Task prompt:
Scan the records and identify every line in which the string "document" occurs, then return those lines.

---------- Task inputs ----------

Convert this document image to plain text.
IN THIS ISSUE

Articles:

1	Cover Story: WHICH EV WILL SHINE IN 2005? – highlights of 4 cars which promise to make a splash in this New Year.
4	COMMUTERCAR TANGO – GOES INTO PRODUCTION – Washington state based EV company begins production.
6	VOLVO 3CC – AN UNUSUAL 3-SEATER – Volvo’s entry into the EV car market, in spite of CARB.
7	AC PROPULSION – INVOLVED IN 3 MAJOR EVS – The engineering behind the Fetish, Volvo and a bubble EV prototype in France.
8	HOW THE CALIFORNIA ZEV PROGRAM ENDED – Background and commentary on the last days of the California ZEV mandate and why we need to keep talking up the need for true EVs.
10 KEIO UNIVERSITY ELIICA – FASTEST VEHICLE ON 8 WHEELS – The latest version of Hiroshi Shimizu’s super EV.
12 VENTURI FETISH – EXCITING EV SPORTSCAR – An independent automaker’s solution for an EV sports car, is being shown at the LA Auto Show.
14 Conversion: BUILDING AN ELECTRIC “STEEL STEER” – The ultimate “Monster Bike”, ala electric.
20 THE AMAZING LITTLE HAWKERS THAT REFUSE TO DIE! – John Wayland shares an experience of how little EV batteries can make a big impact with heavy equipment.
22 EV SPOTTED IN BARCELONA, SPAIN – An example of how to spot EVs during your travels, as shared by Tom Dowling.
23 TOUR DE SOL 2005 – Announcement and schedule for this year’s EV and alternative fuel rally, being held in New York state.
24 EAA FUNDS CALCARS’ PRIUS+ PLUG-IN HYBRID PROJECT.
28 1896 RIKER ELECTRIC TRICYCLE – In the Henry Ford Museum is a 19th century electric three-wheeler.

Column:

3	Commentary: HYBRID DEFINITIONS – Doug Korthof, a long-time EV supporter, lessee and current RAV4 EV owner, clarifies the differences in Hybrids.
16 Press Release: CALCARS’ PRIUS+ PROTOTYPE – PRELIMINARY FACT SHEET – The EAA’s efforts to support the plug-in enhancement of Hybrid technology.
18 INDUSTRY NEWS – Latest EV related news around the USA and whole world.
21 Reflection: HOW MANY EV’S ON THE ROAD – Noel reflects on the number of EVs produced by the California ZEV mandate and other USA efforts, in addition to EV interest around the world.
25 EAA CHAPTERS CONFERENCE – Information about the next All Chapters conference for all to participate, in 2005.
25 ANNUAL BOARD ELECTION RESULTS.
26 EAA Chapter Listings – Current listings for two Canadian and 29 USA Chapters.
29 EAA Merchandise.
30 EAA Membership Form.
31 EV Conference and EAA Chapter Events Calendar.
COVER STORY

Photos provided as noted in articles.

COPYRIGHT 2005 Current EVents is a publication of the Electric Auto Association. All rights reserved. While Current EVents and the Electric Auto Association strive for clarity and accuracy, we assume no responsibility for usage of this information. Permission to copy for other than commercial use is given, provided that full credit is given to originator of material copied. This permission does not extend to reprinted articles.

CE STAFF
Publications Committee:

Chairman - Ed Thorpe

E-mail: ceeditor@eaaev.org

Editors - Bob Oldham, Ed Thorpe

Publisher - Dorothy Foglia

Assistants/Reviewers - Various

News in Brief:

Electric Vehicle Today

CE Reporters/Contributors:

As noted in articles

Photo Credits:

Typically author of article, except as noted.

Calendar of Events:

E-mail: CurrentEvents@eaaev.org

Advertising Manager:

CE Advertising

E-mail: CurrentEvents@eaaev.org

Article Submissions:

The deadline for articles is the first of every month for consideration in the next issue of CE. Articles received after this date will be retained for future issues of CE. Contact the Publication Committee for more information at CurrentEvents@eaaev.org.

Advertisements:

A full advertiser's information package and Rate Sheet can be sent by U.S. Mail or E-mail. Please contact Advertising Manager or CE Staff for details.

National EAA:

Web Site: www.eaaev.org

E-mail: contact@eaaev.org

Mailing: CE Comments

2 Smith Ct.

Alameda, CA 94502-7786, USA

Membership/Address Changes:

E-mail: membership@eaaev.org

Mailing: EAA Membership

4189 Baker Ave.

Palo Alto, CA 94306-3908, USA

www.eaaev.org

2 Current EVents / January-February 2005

----------
---------- Task inputs ----------

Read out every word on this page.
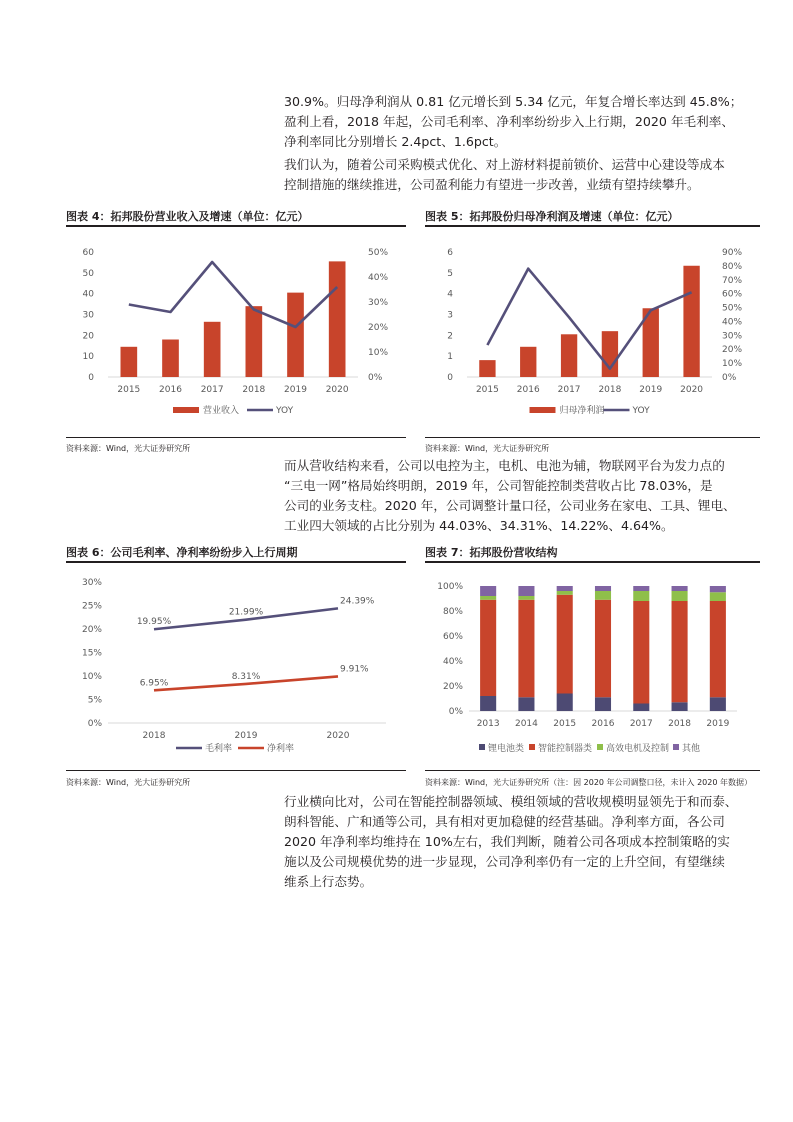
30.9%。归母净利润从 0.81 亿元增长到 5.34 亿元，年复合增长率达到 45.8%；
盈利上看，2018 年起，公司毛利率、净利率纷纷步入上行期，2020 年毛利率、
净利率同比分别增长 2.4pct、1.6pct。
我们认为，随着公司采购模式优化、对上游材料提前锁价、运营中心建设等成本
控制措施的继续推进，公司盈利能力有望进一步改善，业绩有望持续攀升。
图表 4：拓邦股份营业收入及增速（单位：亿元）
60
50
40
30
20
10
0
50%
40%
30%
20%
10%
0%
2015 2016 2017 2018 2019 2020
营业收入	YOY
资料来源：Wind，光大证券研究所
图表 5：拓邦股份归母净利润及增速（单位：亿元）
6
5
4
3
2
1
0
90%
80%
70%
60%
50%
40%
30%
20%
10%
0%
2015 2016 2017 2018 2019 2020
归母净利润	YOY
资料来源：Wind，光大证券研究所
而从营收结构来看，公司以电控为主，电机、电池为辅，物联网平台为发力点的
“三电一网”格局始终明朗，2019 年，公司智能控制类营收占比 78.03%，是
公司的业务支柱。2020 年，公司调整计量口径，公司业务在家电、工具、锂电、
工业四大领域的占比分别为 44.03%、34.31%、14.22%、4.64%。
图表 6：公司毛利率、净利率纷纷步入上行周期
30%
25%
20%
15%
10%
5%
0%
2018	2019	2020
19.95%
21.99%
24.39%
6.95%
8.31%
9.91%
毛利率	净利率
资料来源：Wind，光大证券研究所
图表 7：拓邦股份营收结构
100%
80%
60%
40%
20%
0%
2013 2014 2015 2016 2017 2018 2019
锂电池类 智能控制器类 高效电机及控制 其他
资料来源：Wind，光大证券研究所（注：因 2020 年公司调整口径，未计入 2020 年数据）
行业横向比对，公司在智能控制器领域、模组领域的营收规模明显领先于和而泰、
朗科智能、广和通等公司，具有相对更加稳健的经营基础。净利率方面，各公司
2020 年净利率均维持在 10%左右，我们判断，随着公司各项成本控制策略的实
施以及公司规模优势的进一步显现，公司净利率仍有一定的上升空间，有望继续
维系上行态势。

----------
---------- Task inputs ----------

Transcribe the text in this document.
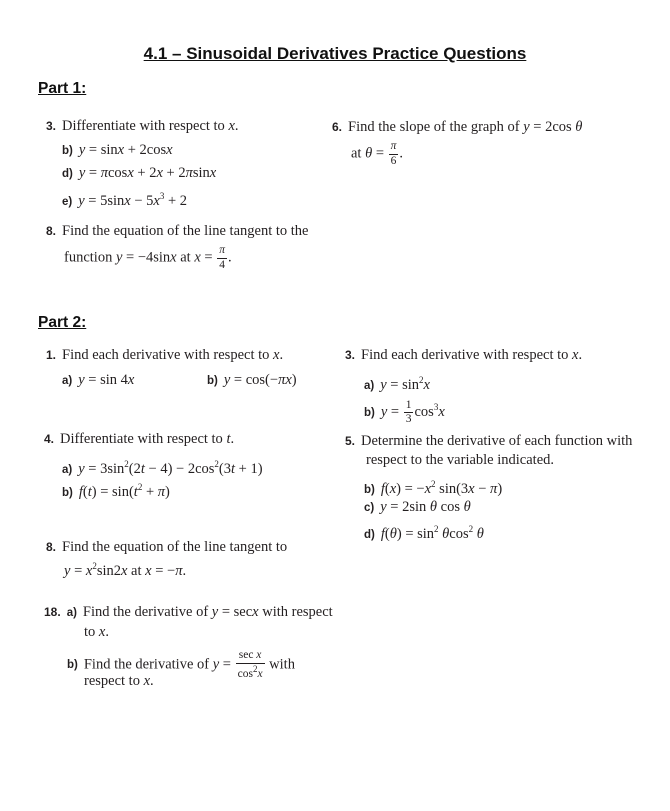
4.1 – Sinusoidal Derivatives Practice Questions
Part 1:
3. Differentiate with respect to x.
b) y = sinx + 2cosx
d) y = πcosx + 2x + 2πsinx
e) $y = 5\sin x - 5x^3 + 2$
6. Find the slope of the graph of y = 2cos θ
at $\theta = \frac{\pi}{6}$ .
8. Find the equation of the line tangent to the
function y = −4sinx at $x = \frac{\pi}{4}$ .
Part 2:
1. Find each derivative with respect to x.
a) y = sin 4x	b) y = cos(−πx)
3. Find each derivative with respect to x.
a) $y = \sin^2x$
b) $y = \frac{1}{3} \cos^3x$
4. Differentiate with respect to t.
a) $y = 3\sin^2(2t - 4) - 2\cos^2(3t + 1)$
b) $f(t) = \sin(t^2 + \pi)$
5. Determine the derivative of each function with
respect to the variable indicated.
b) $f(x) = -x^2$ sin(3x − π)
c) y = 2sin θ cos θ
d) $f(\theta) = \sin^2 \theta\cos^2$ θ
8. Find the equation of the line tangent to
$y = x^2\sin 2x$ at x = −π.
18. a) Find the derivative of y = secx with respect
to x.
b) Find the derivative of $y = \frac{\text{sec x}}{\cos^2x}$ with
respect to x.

----------

Completed exercise:
Convert this document image to plain text.
Transcribe the text in this document.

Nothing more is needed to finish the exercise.